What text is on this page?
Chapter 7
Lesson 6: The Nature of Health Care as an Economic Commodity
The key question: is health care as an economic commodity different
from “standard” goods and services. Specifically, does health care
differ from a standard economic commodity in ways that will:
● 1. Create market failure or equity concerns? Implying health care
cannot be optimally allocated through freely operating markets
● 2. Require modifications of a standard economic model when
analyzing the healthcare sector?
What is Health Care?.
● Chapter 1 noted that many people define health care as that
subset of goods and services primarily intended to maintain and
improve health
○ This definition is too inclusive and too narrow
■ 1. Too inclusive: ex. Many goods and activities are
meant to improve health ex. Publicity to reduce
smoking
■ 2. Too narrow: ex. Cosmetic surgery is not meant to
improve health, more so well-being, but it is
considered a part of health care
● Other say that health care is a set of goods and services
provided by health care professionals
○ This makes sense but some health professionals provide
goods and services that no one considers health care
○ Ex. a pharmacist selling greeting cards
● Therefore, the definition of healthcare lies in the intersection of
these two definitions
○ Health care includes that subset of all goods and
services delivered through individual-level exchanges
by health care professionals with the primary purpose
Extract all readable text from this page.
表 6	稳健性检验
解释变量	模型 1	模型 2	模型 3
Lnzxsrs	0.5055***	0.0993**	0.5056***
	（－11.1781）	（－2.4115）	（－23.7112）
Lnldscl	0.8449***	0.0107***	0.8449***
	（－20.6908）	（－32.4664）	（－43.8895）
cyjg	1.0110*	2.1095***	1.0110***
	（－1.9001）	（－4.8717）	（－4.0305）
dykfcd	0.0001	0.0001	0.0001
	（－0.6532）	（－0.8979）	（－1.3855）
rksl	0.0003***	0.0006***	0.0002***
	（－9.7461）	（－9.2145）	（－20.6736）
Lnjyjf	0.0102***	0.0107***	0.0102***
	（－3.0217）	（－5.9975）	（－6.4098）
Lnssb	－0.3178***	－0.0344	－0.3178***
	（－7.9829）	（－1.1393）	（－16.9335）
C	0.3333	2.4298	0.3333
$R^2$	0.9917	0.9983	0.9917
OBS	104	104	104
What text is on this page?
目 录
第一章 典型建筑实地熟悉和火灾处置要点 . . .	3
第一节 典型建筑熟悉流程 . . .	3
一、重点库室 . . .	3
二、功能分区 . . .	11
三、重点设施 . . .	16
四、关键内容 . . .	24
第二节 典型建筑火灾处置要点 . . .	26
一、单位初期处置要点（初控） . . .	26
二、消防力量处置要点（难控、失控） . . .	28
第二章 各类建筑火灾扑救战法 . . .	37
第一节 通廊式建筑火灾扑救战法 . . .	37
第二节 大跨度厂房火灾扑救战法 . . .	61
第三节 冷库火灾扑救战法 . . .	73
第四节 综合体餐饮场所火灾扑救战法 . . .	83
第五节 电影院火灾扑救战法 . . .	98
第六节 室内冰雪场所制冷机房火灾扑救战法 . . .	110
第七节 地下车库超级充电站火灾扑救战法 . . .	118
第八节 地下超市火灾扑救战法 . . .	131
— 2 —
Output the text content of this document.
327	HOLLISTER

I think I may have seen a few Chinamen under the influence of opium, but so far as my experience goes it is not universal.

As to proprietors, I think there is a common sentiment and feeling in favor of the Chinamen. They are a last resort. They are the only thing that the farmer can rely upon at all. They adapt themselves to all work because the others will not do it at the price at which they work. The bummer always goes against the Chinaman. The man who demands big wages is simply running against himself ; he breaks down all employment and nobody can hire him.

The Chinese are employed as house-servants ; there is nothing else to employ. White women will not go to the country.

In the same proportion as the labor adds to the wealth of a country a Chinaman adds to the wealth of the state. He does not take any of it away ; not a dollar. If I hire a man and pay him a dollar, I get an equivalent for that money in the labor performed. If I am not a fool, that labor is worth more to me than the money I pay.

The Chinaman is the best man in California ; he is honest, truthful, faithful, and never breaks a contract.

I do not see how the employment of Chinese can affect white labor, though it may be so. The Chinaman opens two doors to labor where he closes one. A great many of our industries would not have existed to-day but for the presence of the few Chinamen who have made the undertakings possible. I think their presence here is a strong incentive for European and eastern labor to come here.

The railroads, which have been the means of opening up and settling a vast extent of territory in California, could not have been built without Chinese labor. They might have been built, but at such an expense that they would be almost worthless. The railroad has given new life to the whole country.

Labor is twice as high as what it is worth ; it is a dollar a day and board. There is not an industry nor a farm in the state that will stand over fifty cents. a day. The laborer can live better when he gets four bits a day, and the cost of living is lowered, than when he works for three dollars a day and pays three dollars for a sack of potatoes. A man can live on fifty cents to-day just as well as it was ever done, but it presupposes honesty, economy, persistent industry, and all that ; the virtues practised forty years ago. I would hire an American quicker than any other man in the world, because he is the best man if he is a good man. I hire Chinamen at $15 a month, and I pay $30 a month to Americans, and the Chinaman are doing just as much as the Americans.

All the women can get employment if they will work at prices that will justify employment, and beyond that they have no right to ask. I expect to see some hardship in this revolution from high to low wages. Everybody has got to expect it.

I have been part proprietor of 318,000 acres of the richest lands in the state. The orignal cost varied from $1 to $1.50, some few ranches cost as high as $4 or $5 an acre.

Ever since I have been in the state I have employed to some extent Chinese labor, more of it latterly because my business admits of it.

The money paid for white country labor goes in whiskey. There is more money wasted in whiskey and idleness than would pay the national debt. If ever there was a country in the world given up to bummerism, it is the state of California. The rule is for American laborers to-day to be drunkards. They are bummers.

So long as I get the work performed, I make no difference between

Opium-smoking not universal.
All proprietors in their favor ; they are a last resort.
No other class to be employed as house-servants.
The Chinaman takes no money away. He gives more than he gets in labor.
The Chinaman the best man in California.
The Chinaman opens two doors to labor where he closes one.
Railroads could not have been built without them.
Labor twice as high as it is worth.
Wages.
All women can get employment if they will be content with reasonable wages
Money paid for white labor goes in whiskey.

===

**INSTRUCTION**
Above are the records; retype them all without a single difference.

**EXPECTED OUTPUT**
What text is on this page?
Chapter 7
Lesson 6: The Nature of Health Care as an Economic Commodity
The key question: is health care as an economic commodity different
from “standard” goods and services. Specifically, does health care
differ from a standard economic commodity in ways that will:
● 1. Create market failure or equity concerns? Implying health care
cannot be optimally allocated through freely operating markets
● 2. Require modifications of a standard economic model when
analyzing the healthcare sector?
What is Health Care?.
● Chapter 1 noted that many people define health care as that
subset of goods and services primarily intended to maintain and
improve health
○ This definition is too inclusive and too narrow
■ 1. Too inclusive: ex. Many goods and activities are
meant to improve health ex. Publicity to reduce
smoking
■ 2. Too narrow: ex. Cosmetic surgery is not meant to
improve health, more so well-being, but it is
considered a part of health care
● Other say that health care is a set of goods and services
provided by health care professionals
○ This makes sense but some health professionals provide
goods and services that no one considers health care
○ Ex. a pharmacist selling greeting cards
● Therefore, the definition of healthcare lies in the intersection of
these two definitions
○ Health care includes that subset of all goods and
services delivered through individual-level exchanges
by health care professionals with the primary purpose
Extract all readable text from this page.
表 6	稳健性检验
解释变量	模型 1	模型 2	模型 3
Lnzxsrs	0.5055***	0.0993**	0.5056***
	（－11.1781）	（－2.4115）	（－23.7112）
Lnldscl	0.8449***	0.0107***	0.8449***
	（－20.6908）	（－32.4664）	（－43.8895）
cyjg	1.0110*	2.1095***	1.0110***
	（－1.9001）	（－4.8717）	（－4.0305）
dykfcd	0.0001	0.0001	0.0001
	（－0.6532）	（－0.8979）	（－1.3855）
rksl	0.0003***	0.0006***	0.0002***
	（－9.7461）	（－9.2145）	（－20.6736）
Lnjyjf	0.0102***	0.0107***	0.0102***
	（－3.0217）	（－5.9975）	（－6.4098）
Lnssb	－0.3178***	－0.0344	－0.3178***
	（－7.9829）	（－1.1393）	（－16.9335）
C	0.3333	2.4298	0.3333
$R^2$	0.9917	0.9983	0.9917
OBS	104	104	104
What text is on this page?
目 录
第一章 典型建筑实地熟悉和火灾处置要点 . . .	3
第一节 典型建筑熟悉流程 . . .	3
一、重点库室 . . .	3
二、功能分区 . . .	11
三、重点设施 . . .	16
四、关键内容 . . .	24
第二节 典型建筑火灾处置要点 . . .	26
一、单位初期处置要点（初控） . . .	26
二、消防力量处置要点（难控、失控） . . .	28
第二章 各类建筑火灾扑救战法 . . .	37
第一节 通廊式建筑火灾扑救战法 . . .	37
第二节 大跨度厂房火灾扑救战法 . . .	61
第三节 冷库火灾扑救战法 . . .	73
第四节 综合体餐饮场所火灾扑救战法 . . .	83
第五节 电影院火灾扑救战法 . . .	98
第六节 室内冰雪场所制冷机房火灾扑救战法 . . .	110
第七节 地下车库超级充电站火灾扑救战法 . . .	118
第八节 地下超市火灾扑救战法 . . .	131
— 2 —
Output the text content of this document.
327	HOLLISTER

I think I may have seen a few Chinamen under the influence of opium, but so far as my experience goes it is not universal.

As to proprietors, I think there is a common sentiment and feeling in favor of the Chinamen. They are a last resort. They are the only thing that the farmer can rely upon at all. They adapt themselves to all work because the others will not do it at the price at which they work. The bummer always goes against the Chinaman. The man who demands big wages is simply running against himself ; he breaks down all employment and nobody can hire him.

The Chinese are employed as house-servants ; there is nothing else to employ. White women will not go to the country.

In the same proportion as the labor adds to the wealth of a country a Chinaman adds to the wealth of the state. He does not take any of it away ; not a dollar. If I hire a man and pay him a dollar, I get an equivalent for that money in the labor performed. If I am not a fool, that labor is worth more to me than the money I pay.

The Chinaman is the best man in California ; he is honest, truthful, faithful, and never breaks a contract.

I do not see how the employment of Chinese can affect white labor, though it may be so. The Chinaman opens two doors to labor where he closes one. A great many of our industries would not have existed to-day but for the presence of the few Chinamen who have made the undertakings possible. I think their presence here is a strong incentive for European and eastern labor to come here.

The railroads, which have been the means of opening up and settling a vast extent of territory in California, could not have been built without Chinese labor. They might have been built, but at such an expense that they would be almost worthless. The railroad has given new life to the whole country.

Labor is twice as high as what it is worth ; it is a dollar a day and board. There is not an industry nor a farm in the state that will stand over fifty cents. a day. The laborer can live better when he gets four bits a day, and the cost of living is lowered, than when he works for three dollars a day and pays three dollars for a sack of potatoes. A man can live on fifty cents to-day just as well as it was ever done, but it presupposes honesty, economy, persistent industry, and all that ; the virtues practised forty years ago. I would hire an American quicker than any other man in the world, because he is the best man if he is a good man. I hire Chinamen at $15 a month, and I pay $30 a month to Americans, and the Chinaman are doing just as much as the Americans.

All the women can get employment if they will work at prices that will justify employment, and beyond that they have no right to ask. I expect to see some hardship in this revolution from high to low wages. Everybody has got to expect it.

I have been part proprietor of 318,000 acres of the richest lands in the state. The orignal cost varied from $1 to $1.50, some few ranches cost as high as $4 or $5 an acre.

Ever since I have been in the state I have employed to some extent Chinese labor, more of it latterly because my business admits of it.

The money paid for white country labor goes in whiskey. There is more money wasted in whiskey and idleness than would pay the national debt. If ever there was a country in the world given up to bummerism, it is the state of California. The rule is for American laborers to-day to be drunkards. They are bummers.

So long as I get the work performed, I make no difference between

Opium-smoking not universal.
All proprietors in their favor ; they are a last resort.
No other class to be employed as house-servants.
The Chinaman takes no money away. He gives more than he gets in labor.
The Chinaman the best man in California.
The Chinaman opens two doors to labor where he closes one.
Railroads could not have been built without them.
Labor twice as high as it is worth.
Wages.
All women can get employment if they will be content with reasonable wages
Money paid for white labor goes in whiskey.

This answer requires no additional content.